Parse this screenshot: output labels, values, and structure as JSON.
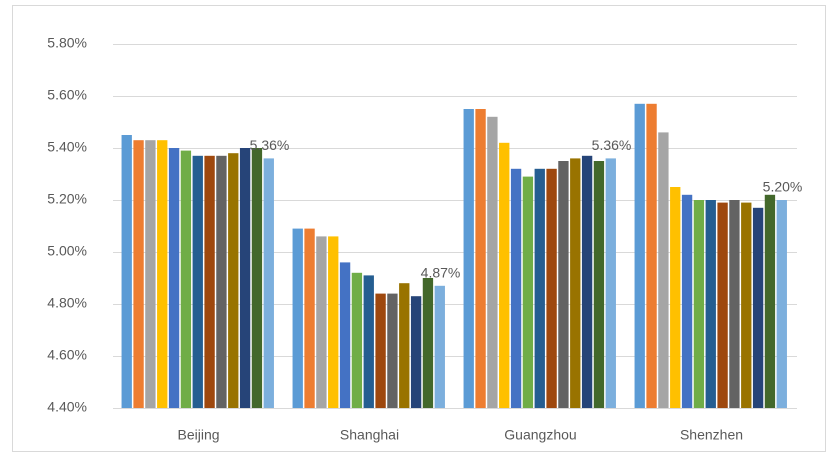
{
  "chart_data": {
    "type": "bar",
    "categories": [
      "Beijing",
      "Shanghai",
      "Guangzhou",
      "Shenzhen"
    ],
    "series": [
      {
        "color": "#5b9bd5",
        "values": [
          5.45,
          5.09,
          5.55,
          5.57
        ]
      },
      {
        "color": "#ed7d31",
        "values": [
          5.43,
          5.09,
          5.55,
          5.57
        ]
      },
      {
        "color": "#a5a5a5",
        "values": [
          5.43,
          5.06,
          5.52,
          5.46
        ]
      },
      {
        "color": "#ffc000",
        "values": [
          5.43,
          5.06,
          5.42,
          5.25
        ]
      },
      {
        "color": "#4472c4",
        "values": [
          5.4,
          4.96,
          5.32,
          5.22
        ]
      },
      {
        "color": "#70ad47",
        "values": [
          5.39,
          4.92,
          5.29,
          5.2
        ]
      },
      {
        "color": "#255e91",
        "values": [
          5.37,
          4.91,
          5.32,
          5.2
        ]
      },
      {
        "color": "#9e480e",
        "values": [
          5.37,
          4.84,
          5.32,
          5.19
        ]
      },
      {
        "color": "#636363",
        "values": [
          5.37,
          4.84,
          5.35,
          5.2
        ]
      },
      {
        "color": "#997300",
        "values": [
          5.38,
          4.88,
          5.36,
          5.19
        ]
      },
      {
        "color": "#264478",
        "values": [
          5.4,
          4.83,
          5.37,
          5.17
        ]
      },
      {
        "color": "#43682b",
        "values": [
          5.4,
          4.9,
          5.35,
          5.22
        ]
      },
      {
        "color": "#7cafdd",
        "values": [
          5.36,
          4.87,
          5.36,
          5.2
        ],
        "value_labels": [
          "5.36%",
          "4.87%",
          "5.36%",
          "5.20%"
        ]
      }
    ],
    "ylim": [
      4.4,
      5.8
    ],
    "yticks": [
      {
        "value": 4.4,
        "label": "4.40%"
      },
      {
        "value": 4.6,
        "label": "4.60%"
      },
      {
        "value": 4.8,
        "label": "4.80%"
      },
      {
        "value": 5.0,
        "label": "5.00%"
      },
      {
        "value": 5.2,
        "label": "5.20%"
      },
      {
        "value": 5.4,
        "label": "5.40%"
      },
      {
        "value": 5.6,
        "label": "5.60%"
      },
      {
        "value": 5.8,
        "label": "5.80%"
      }
    ],
    "grid": true
  }
}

▬▬▬▬▬▬

WHAT THE TASK ASKS: Pictures in the records should not appear in your copy, but everything else must be transcribed exactly.

RESPONSE TO THIS TASK:
Parse this screenshot: output labels, values, and structure as JSON.
{
  "chart_data": {
    "type": "bar",
    "categories": [
      "Beijing",
      "Shanghai",
      "Guangzhou",
      "Shenzhen"
    ],
    "series": [
      {
        "color": "#5b9bd5",
        "values": [
          5.45,
          5.09,
          5.55,
          5.57
        ]
      },
      {
        "color": "#ed7d31",
        "values": [
          5.43,
          5.09,
          5.55,
          5.57
        ]
      },
      {
        "color": "#a5a5a5",
        "values": [
          5.43,
          5.06,
          5.52,
          5.46
        ]
      },
      {
        "color": "#ffc000",
        "values": [
          5.43,
          5.06,
          5.42,
          5.25
        ]
      },
      {
        "color": "#4472c4",
        "values": [
          5.4,
          4.96,
          5.32,
          5.22
        ]
      },
      {
        "color": "#70ad47",
        "values": [
          5.39,
          4.92,
          5.29,
          5.2
        ]
      },
      {
        "color": "#255e91",
        "values": [
          5.37,
          4.91,
          5.32,
          5.2
        ]
      },
      {
        "color": "#9e480e",
        "values": [
          5.37,
          4.84,
          5.32,
          5.19
        ]
      },
      {
        "color": "#636363",
        "values": [
          5.37,
          4.84,
          5.35,
          5.2
        ]
      },
      {
        "color": "#997300",
        "values": [
          5.38,
          4.88,
          5.36,
          5.19
        ]
      },
      {
        "color": "#264478",
        "values": [
          5.4,
          4.83,
          5.37,
          5.17
        ]
      },
      {
        "color": "#43682b",
        "values": [
          5.4,
          4.9,
          5.35,
          5.22
        ]
      },
      {
        "color": "#7cafdd",
        "values": [
          5.36,
          4.87,
          5.36,
          5.2
        ],
        "value_labels": [
          "5.36%",
          "4.87%",
          "5.36%",
          "5.20%"
        ]
      }
    ],
    "ylim": [
      4.4,
      5.8
    ],
    "yticks": [
      {
        "value": 4.4,
        "label": "4.40%"
      },
      {
        "value": 4.6,
        "label": "4.60%"
      },
      {
        "value": 4.8,
        "label": "4.80%"
      },
      {
        "value": 5.0,
        "label": "5.00%"
      },
      {
        "value": 5.2,
        "label": "5.20%"
      },
      {
        "value": 5.4,
        "label": "5.40%"
      },
      {
        "value": 5.6,
        "label": "5.60%"
      },
      {
        "value": 5.8,
        "label": "5.80%"
      }
    ],
    "grid": true
  }
}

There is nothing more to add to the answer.